#### Instruction:
Copy every line of the items below word for word, and leave the pictures out of your answer.

#### Given records:
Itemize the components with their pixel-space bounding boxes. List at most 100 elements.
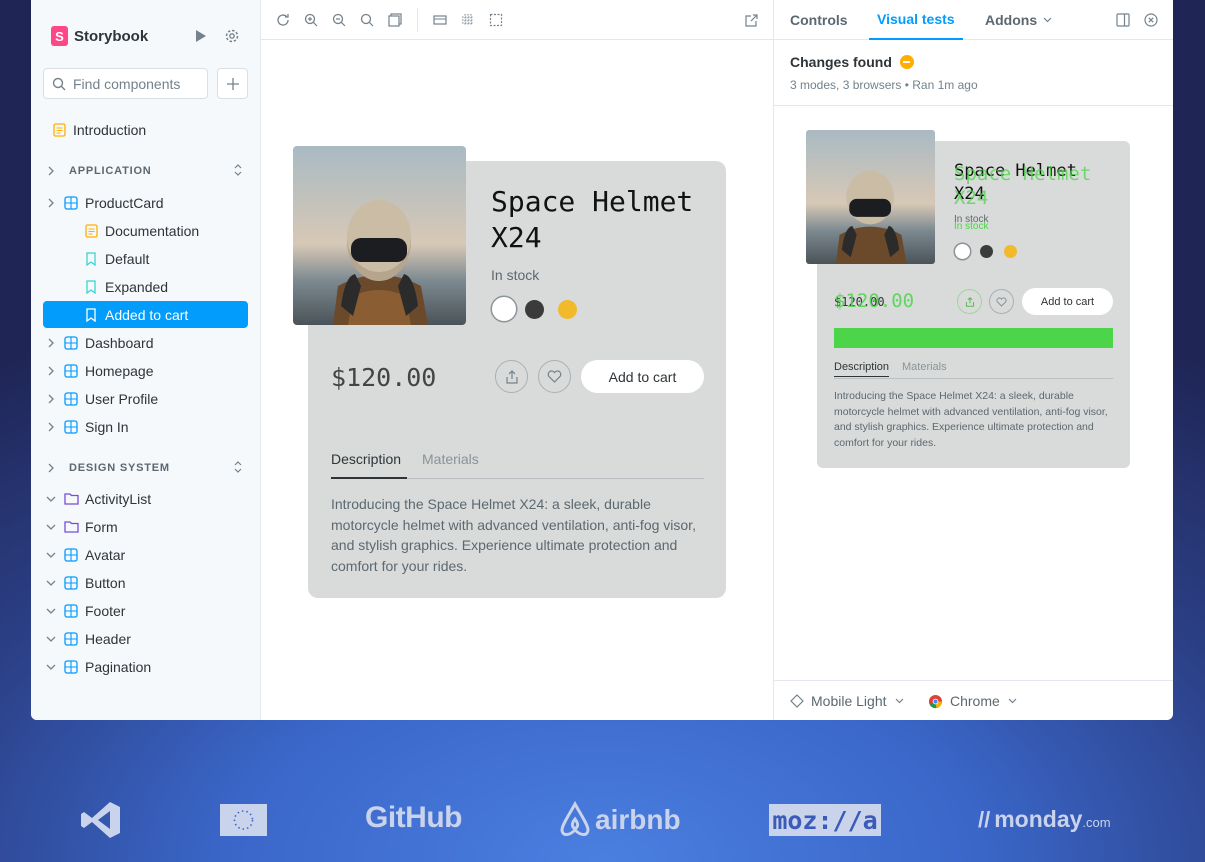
diff-stock-change: In stock (954, 221, 989, 232)
sidebar-item-dashboard[interactable]: Dashboard (43, 329, 248, 356)
toolbar-divider (417, 8, 418, 32)
diff-share-button (957, 289, 982, 314)
color-swatch-white[interactable] (492, 297, 516, 321)
share-icon (505, 369, 518, 384)
sidebar-item-label: Button (85, 574, 126, 591)
brand[interactable]: S Storybook (51, 26, 148, 46)
search-icon (52, 77, 66, 90)
sidebar-item-footer[interactable]: Footer (43, 597, 248, 624)
color-swatch-yellow[interactable] (558, 300, 577, 319)
tab-description[interactable]: Description (331, 451, 407, 479)
addon-panel: Controls Visual tests Addons Changes fou… (774, 0, 1173, 720)
diff-product-image (806, 130, 935, 264)
tab-materials[interactable]: Materials (422, 451, 479, 479)
tab-visual-tests[interactable]: Visual tests (869, 0, 963, 40)
diff-tabs: Description Materials (834, 358, 1113, 379)
sidebar-item-activitylist[interactable]: ActivityList (43, 485, 248, 512)
component-icon (63, 335, 79, 351)
chrome-icon (928, 694, 943, 708)
chevron-right-icon (43, 366, 59, 376)
section-design-system[interactable]: DESIGN SYSTEM (43, 457, 248, 479)
sidebar-item-label: Form (85, 518, 118, 535)
browser-selector[interactable]: Chrome (928, 681, 1017, 720)
canvas-toolbar (261, 0, 773, 40)
sidebar-item-form[interactable]: Form (43, 513, 248, 540)
add-to-cart-button[interactable]: Add to cart (581, 360, 704, 393)
sidebar-item-user-profile[interactable]: User Profile (43, 385, 248, 412)
sidebar-item-label: User Profile (85, 390, 159, 407)
zoom-out-icon[interactable] (329, 10, 349, 30)
outline-icon[interactable] (486, 10, 506, 30)
sidebar-item-header[interactable]: Header (43, 625, 248, 652)
sidebar-item-label: Footer (85, 602, 126, 619)
expand-collapse-icon[interactable] (234, 460, 242, 476)
zoom-reset-icon[interactable] (357, 10, 377, 30)
create-story-button[interactable] (217, 68, 248, 99)
tab-addons-label: Addons (985, 12, 1038, 28)
zoom-in-icon[interactable] (301, 10, 321, 30)
airbnb-logo: airbnb (558, 801, 681, 839)
color-swatch-dark[interactable] (525, 300, 544, 319)
chevron-down-icon (1008, 698, 1017, 704)
sidebar-item-label: ProductCard (85, 194, 164, 211)
tab-addons[interactable]: Addons (985, 0, 1052, 40)
settings-gear-icon[interactable] (222, 26, 242, 46)
chevron-down-icon (43, 635, 59, 643)
sidebar-item-label: Default (105, 250, 150, 267)
search-input[interactable] (73, 75, 203, 92)
sidebar-item-sign-in[interactable]: Sign In (43, 413, 248, 440)
sidebar-item-documentation[interactable]: Documentation (43, 217, 248, 244)
github-logo: GitHub (365, 801, 462, 834)
viewport-icon[interactable] (430, 10, 450, 30)
sidebar-item-label: Pagination (85, 658, 152, 675)
sidebar-item-homepage[interactable]: Homepage (43, 357, 248, 384)
share-button[interactable] (495, 360, 528, 393)
sidebar: S Storybook Introduction APPLICATION (31, 0, 261, 720)
expand-collapse-icon[interactable] (234, 163, 242, 179)
monday-logo: // monday .com (978, 806, 1111, 833)
sidebar-item-introduction[interactable]: Introduction (43, 116, 248, 143)
diff-highlight-bar (834, 328, 1113, 348)
product-price: $120.00 (331, 363, 437, 392)
mode-selector[interactable]: Mobile Light (790, 681, 904, 720)
product-title-line: Space Helmet (491, 185, 694, 218)
chevron-down-icon (43, 551, 59, 559)
sidebar-item-added-to-cart[interactable]: Added to cart (43, 301, 248, 328)
changes-status-icon (899, 55, 914, 69)
changes-found-heading: Changes found (790, 54, 914, 70)
sidebar-item-pagination[interactable]: Pagination (43, 653, 248, 680)
grid-icon[interactable] (458, 10, 478, 30)
component-icon (63, 419, 79, 435)
bookmark-icon (83, 279, 99, 295)
favorite-button[interactable] (538, 360, 571, 393)
document-icon (51, 122, 67, 138)
background-icon[interactable] (385, 10, 405, 30)
reload-icon[interactable] (273, 10, 293, 30)
bookmark-icon (83, 251, 99, 267)
play-icon[interactable] (191, 26, 211, 46)
preview-canvas: Space Helmet X24 In stock $120.00 Add to… (261, 0, 774, 720)
component-icon (63, 575, 79, 591)
close-icon[interactable] (1141, 10, 1161, 30)
airbnb-wordmark: airbnb (595, 804, 681, 835)
sidebar-item-button[interactable]: Button (43, 569, 248, 596)
sidebar-item-label: Introduction (73, 121, 147, 138)
tab-controls[interactable]: Controls (790, 0, 848, 40)
chevron-right-icon (43, 463, 59, 473)
sidebar-item-avatar[interactable]: Avatar (43, 541, 248, 568)
chevron-down-icon (43, 523, 59, 531)
sidebar-item-productcard[interactable]: ProductCard (43, 189, 248, 216)
section-application[interactable]: APPLICATION (43, 160, 248, 182)
panel-layout-icon[interactable] (1113, 10, 1133, 30)
sidebar-item-default[interactable]: Default (43, 245, 248, 272)
storybook-window: S Storybook Introduction APPLICATION (31, 0, 1173, 720)
diff-tab-materials: Materials (902, 361, 947, 373)
chevron-down-icon (43, 607, 59, 615)
monday-wordmark: monday (994, 806, 1083, 832)
open-new-tab-icon[interactable] (741, 10, 761, 30)
folder-icon (63, 519, 79, 535)
search-field[interactable] (43, 68, 208, 99)
sidebar-item-expanded[interactable]: Expanded (43, 273, 248, 300)
mozilla-logo: moz://a (769, 804, 881, 836)
chevron-right-icon (43, 422, 59, 432)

#### Output:
Itemize the components with their pixel-space bounding boxes. List at most 100 elements.
diff-stock-change: In stock (954, 221, 989, 232)
sidebar-item-dashboard[interactable]: Dashboard (43, 329, 248, 356)
toolbar-divider (417, 8, 418, 32)
diff-share-button (957, 289, 982, 314)
color-swatch-white[interactable] (492, 297, 516, 321)
share-icon (505, 369, 518, 384)
sidebar-item-label: Button (85, 574, 126, 591)
brand[interactable]: S Storybook (51, 26, 148, 46)
search-icon (52, 77, 66, 90)
sidebar-item-footer[interactable]: Footer (43, 597, 248, 624)
color-swatch-yellow[interactable] (558, 300, 577, 319)
tab-description[interactable]: Description (331, 451, 407, 479)
addon-panel: Controls Visual tests Addons Changes fou… (774, 0, 1173, 720)
diff-product-image (806, 130, 935, 264)
tab-materials[interactable]: Materials (422, 451, 479, 479)
tab-visual-tests[interactable]: Visual tests (869, 0, 963, 40)
diff-tabs: Description Materials (834, 358, 1113, 379)
sidebar-item-activitylist[interactable]: ActivityList (43, 485, 248, 512)
component-icon (63, 335, 79, 351)
chrome-icon (928, 694, 943, 708)
chevron-right-icon (43, 366, 59, 376)
section-design-system[interactable]: DESIGN SYSTEM (43, 457, 248, 479)
sidebar-item-label: Form (85, 518, 118, 535)
browser-selector[interactable]: Chrome (928, 681, 1017, 720)
canvas-toolbar (261, 0, 773, 40)
sidebar-item-form[interactable]: Form (43, 513, 248, 540)
add-to-cart-button[interactable]: Add to cart (581, 360, 704, 393)
sidebar-item-user-profile[interactable]: User Profile (43, 385, 248, 412)
sidebar-item-label: User Profile (85, 390, 159, 407)
zoom-out-icon[interactable] (329, 10, 349, 30)
outline-icon[interactable] (486, 10, 506, 30)
sidebar-item-header[interactable]: Header (43, 625, 248, 652)
sidebar-item-label: Footer (85, 602, 126, 619)
expand-collapse-icon[interactable] (234, 460, 242, 476)
zoom-reset-icon[interactable] (357, 10, 377, 30)
create-story-button[interactable] (217, 68, 248, 99)
tab-addons-label: Addons (985, 12, 1038, 28)
zoom-in-icon[interactable] (301, 10, 321, 30)
airbnb-logo: airbnb (558, 801, 681, 839)
color-swatch-dark[interactable] (525, 300, 544, 319)
chevron-down-icon (1008, 698, 1017, 704)
sidebar-item-label: ProductCard (85, 194, 164, 211)
tab-addons[interactable]: Addons (985, 0, 1052, 40)
settings-gear-icon[interactable] (222, 26, 242, 46)
chevron-down-icon (43, 635, 59, 643)
sidebar-item-label: Default (105, 250, 150, 267)
search-input[interactable] (73, 75, 203, 92)
sidebar-item-sign-in[interactable]: Sign In (43, 413, 248, 440)
sidebar-item-documentation[interactable]: Documentation (43, 217, 248, 244)
github-logo: GitHub (365, 801, 462, 834)
viewport-icon[interactable] (430, 10, 450, 30)
sidebar-item-label: Pagination (85, 658, 152, 675)
sidebar-item-homepage[interactable]: Homepage (43, 357, 248, 384)
share-button[interactable] (495, 360, 528, 393)
sidebar: S Storybook Introduction APPLICATION (31, 0, 261, 720)
expand-collapse-icon[interactable] (234, 163, 242, 179)
monday-logo: // monday .com (978, 806, 1111, 833)
sidebar-item-introduction[interactable]: Introduction (43, 116, 248, 143)
diff-highlight-bar (834, 328, 1113, 348)
product-price: $120.00 (331, 363, 437, 392)
mode-selector[interactable]: Mobile Light (790, 681, 904, 720)
product-title-line: Space Helmet (491, 185, 694, 218)
chevron-down-icon (43, 551, 59, 559)
sidebar-item-added-to-cart[interactable]: Added to cart (43, 301, 248, 328)
changes-status-icon (899, 55, 914, 69)
changes-found-heading: Changes found (790, 54, 914, 70)
sidebar-item-pagination[interactable]: Pagination (43, 653, 248, 680)
grid-icon[interactable] (458, 10, 478, 30)
component-icon (63, 419, 79, 435)
bookmark-icon (83, 279, 99, 295)
favorite-button[interactable] (538, 360, 571, 393)
document-icon (51, 122, 67, 138)
background-icon[interactable] (385, 10, 405, 30)
reload-icon[interactable] (273, 10, 293, 30)
bookmark-icon (83, 251, 99, 267)
play-icon[interactable] (191, 26, 211, 46)
preview-canvas: Space Helmet X24 In stock $120.00 Add to… (261, 0, 774, 720)
component-icon (63, 575, 79, 591)
close-icon[interactable] (1141, 10, 1161, 30)
airbnb-wordmark: airbnb (595, 804, 681, 835)
sidebar-item-button[interactable]: Button (43, 569, 248, 596)
sidebar-item-label: Introduction (73, 121, 147, 138)
tab-controls[interactable]: Controls (790, 0, 848, 40)
chevron-right-icon (43, 463, 59, 473)
sidebar-item-avatar[interactable]: Avatar (43, 541, 248, 568)
chevron-down-icon (43, 523, 59, 531)
sidebar-item-productcard[interactable]: ProductCard (43, 189, 248, 216)
section-application[interactable]: APPLICATION (43, 160, 248, 182)
panel-layout-icon[interactable] (1113, 10, 1133, 30)
sidebar-item-default[interactable]: Default (43, 245, 248, 272)
storybook-window: S Storybook Introduction APPLICATION (31, 0, 1173, 720)
diff-tab-materials: Materials (902, 361, 947, 373)
chevron-down-icon (43, 607, 59, 615)
monday-wordmark: monday (994, 806, 1083, 832)
open-new-tab-icon[interactable] (741, 10, 761, 30)
folder-icon (63, 519, 79, 535)
search-field[interactable] (43, 68, 208, 99)
sidebar-item-expanded[interactable]: Expanded (43, 273, 248, 300)
mozilla-logo: moz://a (769, 804, 881, 836)
chevron-right-icon (43, 422, 59, 432)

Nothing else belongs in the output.